Quote each line exactly, from the line that contains "Type out the text in this image." down to the last line of the listing, and no other lines.

:: RECORD EXTRACTS ::

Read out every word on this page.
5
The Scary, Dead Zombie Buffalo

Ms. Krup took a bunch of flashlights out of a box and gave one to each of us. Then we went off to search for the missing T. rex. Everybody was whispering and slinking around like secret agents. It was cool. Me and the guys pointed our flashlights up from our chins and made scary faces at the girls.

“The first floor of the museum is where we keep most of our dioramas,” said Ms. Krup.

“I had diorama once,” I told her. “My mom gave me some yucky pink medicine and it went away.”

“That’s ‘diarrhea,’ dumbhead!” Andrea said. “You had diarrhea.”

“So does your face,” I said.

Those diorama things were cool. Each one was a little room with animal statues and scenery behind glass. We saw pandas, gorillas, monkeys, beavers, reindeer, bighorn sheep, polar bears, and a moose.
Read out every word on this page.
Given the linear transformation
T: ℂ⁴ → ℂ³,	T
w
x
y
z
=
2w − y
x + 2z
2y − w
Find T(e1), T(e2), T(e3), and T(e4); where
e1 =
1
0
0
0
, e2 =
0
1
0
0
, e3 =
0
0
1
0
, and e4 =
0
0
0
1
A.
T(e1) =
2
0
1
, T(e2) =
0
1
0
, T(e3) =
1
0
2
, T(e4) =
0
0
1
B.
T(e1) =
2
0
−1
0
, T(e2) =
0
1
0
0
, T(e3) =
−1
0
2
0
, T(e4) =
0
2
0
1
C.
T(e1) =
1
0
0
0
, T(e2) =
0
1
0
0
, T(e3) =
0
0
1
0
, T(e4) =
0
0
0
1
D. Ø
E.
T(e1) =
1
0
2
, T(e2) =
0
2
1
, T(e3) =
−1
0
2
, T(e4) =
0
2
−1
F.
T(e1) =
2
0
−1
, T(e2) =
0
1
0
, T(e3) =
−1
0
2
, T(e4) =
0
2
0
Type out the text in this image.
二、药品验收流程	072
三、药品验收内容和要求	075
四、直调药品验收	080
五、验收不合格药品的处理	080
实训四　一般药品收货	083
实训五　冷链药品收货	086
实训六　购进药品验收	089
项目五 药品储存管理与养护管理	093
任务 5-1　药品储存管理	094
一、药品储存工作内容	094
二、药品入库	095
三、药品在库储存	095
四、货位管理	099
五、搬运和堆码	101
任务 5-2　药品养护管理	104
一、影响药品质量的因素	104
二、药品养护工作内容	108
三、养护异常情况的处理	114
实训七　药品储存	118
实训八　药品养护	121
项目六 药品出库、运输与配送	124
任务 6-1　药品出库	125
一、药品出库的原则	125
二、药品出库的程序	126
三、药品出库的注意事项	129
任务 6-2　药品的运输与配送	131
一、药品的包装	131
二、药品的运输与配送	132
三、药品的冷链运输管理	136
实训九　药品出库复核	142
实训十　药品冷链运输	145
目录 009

:::

> **SOLUTION BELOW**:
Type out the text in this image.
二、药品验收流程	072
三、药品验收内容和要求	075
四、直调药品验收	080
五、验收不合格药品的处理	080
实训四　一般药品收货	083
实训五　冷链药品收货	086
实训六　购进药品验收	089
项目五 药品储存管理与养护管理	093
任务 5-1　药品储存管理	094
一、药品储存工作内容	094
二、药品入库	095
三、药品在库储存	095
四、货位管理	099
五、搬运和堆码	101
任务 5-2　药品养护管理	104
一、影响药品质量的因素	104
二、药品养护工作内容	108
三、养护异常情况的处理	114
实训七　药品储存	118
实训八　药品养护	121
项目六 药品出库、运输与配送	124
任务 6-1　药品出库	125
一、药品出库的原则	125
二、药品出库的程序	126
三、药品出库的注意事项	129
任务 6-2　药品的运输与配送	131
一、药品的包装	131
二、药品的运输与配送	132
三、药品的冷链运输管理	136
实训九　药品出库复核	142
实训十　药品冷链运输	145
目录 009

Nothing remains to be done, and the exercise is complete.